▶ **Direction**: Go through the material and pull out every line with the string "this" in it.
____
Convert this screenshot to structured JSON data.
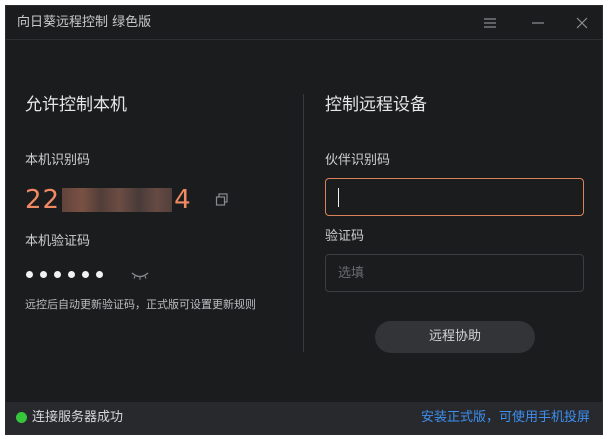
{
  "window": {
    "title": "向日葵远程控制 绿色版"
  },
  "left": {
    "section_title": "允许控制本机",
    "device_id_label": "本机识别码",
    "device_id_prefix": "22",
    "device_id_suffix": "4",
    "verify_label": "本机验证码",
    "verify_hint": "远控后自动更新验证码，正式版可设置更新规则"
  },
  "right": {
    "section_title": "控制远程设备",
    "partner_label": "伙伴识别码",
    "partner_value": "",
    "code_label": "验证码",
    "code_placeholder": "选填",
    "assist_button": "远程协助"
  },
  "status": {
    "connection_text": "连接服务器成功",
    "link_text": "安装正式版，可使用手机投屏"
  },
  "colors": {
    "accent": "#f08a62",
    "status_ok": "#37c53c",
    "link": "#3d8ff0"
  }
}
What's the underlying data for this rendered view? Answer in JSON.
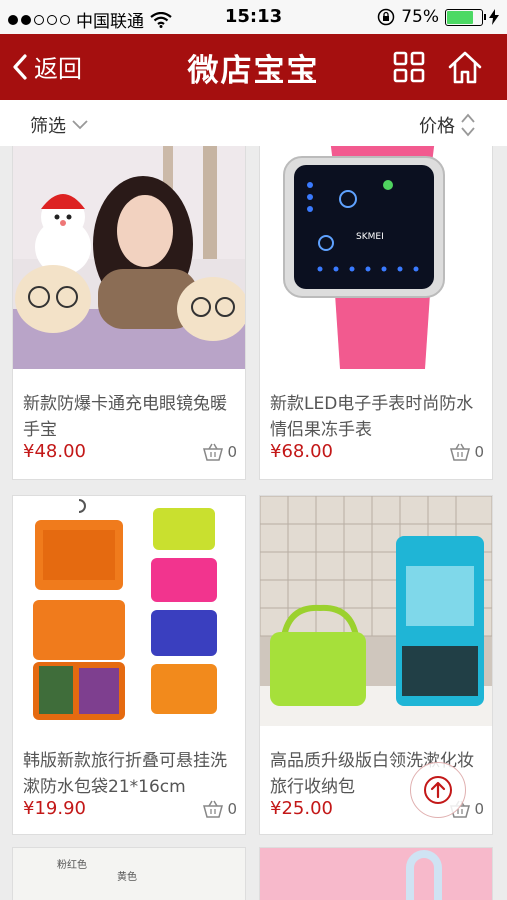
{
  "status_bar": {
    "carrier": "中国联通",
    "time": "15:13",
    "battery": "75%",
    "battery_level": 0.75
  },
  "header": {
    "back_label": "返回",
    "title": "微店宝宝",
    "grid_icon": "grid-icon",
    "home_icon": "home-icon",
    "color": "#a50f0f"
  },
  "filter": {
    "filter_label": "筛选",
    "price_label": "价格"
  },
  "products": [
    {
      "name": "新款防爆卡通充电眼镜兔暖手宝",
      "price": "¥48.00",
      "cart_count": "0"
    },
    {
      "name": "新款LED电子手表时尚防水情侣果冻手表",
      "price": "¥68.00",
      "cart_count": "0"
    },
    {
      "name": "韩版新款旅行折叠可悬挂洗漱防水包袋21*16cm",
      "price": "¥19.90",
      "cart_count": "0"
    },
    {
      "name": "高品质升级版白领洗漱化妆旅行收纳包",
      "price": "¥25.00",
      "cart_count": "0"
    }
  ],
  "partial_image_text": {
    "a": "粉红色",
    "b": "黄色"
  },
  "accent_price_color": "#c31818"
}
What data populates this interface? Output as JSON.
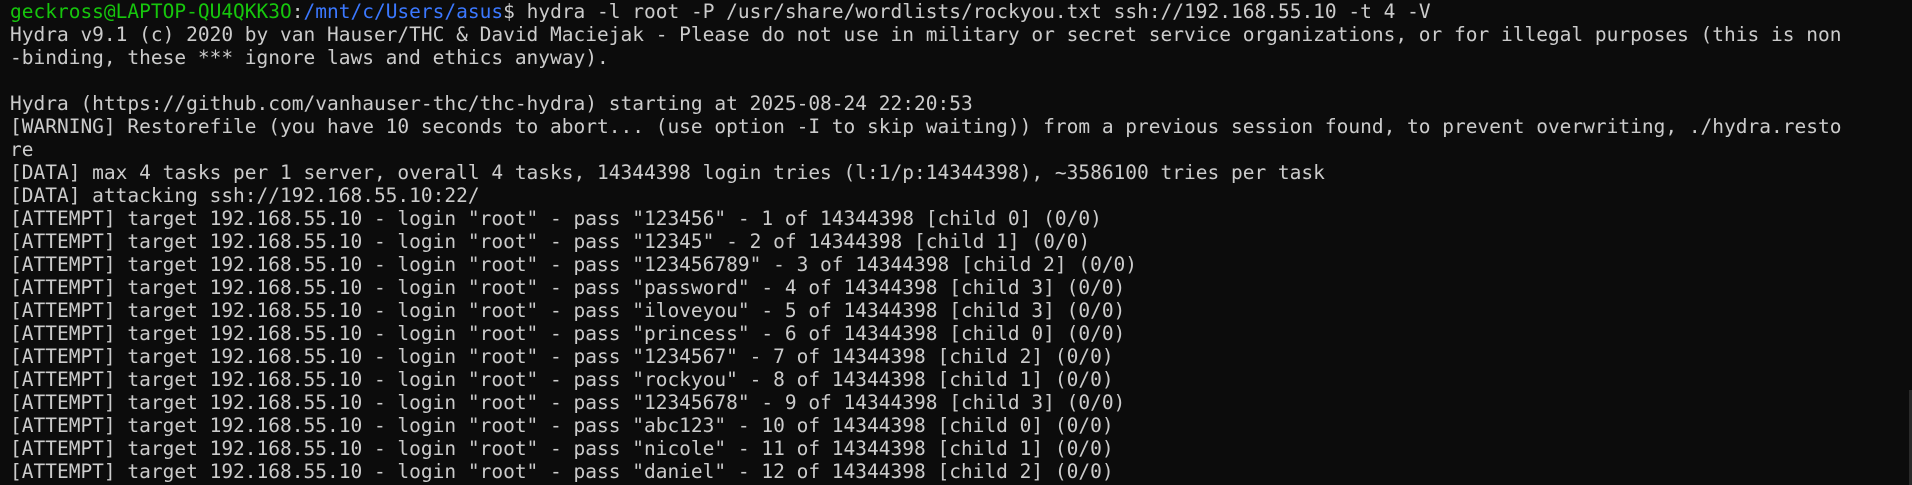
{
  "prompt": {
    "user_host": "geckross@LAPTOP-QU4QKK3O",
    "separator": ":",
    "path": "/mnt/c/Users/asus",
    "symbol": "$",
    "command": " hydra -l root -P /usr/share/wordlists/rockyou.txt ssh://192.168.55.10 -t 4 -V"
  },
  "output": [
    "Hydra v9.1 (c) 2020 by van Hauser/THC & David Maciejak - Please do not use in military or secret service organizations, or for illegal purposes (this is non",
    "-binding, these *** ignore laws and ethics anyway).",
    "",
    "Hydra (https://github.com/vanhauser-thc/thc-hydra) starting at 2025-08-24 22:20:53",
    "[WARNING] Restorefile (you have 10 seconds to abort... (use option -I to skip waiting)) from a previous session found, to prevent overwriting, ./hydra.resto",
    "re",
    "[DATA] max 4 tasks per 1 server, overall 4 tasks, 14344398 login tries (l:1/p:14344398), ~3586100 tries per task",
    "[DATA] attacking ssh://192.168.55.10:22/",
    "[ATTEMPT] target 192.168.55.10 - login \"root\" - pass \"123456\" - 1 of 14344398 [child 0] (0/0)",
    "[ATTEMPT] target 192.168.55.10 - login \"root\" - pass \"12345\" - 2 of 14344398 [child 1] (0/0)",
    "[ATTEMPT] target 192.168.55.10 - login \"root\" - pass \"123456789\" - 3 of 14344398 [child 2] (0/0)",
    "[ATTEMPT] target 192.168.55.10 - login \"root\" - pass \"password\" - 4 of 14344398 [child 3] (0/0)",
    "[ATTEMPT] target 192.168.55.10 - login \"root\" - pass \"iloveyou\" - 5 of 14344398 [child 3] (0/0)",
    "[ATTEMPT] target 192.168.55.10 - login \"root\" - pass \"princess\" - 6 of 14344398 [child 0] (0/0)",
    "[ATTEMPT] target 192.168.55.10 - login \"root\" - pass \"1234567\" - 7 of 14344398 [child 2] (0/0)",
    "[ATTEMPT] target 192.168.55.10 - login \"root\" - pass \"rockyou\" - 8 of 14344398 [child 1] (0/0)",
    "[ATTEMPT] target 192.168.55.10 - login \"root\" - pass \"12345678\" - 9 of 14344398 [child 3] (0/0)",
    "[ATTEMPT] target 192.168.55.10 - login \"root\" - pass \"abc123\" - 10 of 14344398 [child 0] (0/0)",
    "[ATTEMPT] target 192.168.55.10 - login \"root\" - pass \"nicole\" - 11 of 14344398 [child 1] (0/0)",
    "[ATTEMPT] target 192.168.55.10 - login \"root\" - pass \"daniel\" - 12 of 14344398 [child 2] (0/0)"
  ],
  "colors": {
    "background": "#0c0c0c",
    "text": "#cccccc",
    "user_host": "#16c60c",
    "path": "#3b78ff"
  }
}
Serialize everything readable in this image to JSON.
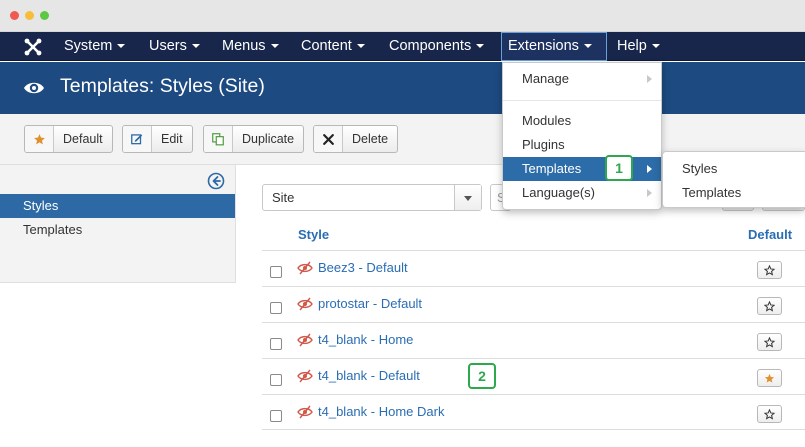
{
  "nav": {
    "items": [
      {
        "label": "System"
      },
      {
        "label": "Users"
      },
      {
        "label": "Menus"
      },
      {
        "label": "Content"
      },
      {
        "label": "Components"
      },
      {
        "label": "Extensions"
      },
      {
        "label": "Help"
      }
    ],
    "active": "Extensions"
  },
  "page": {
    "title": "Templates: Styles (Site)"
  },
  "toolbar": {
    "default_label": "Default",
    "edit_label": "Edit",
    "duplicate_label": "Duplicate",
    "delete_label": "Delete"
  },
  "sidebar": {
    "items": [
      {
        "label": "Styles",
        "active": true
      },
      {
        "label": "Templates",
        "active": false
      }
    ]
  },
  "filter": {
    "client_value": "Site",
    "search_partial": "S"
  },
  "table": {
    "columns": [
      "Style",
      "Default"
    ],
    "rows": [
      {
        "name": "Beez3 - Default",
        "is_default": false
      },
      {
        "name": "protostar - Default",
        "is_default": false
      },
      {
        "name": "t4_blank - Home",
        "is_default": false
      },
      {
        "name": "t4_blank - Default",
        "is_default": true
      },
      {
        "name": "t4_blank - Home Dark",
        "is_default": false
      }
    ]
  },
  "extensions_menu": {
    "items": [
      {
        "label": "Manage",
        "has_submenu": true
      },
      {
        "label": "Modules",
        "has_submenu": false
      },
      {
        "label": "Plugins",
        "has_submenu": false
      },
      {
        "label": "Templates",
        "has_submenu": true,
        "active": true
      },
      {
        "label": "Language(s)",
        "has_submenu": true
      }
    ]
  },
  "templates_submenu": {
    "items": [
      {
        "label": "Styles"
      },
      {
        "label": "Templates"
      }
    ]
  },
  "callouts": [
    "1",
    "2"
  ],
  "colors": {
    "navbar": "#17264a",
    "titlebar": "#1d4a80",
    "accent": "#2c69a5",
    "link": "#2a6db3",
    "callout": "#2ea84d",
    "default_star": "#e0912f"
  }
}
____
▶ **Exercise response**:
Convert this screenshot to structured JSON data.
What's the underlying data for this rendered view? Answer in JSON.
What data populates this interface? Output as JSON.
    "Hydra v9.1 (c) 2020 by van Hauser/THC & David Maciejak - Please do not use in military or secret service organizations, or for illegal purposes (this is non",
Serialize everything readable in this image to JSON.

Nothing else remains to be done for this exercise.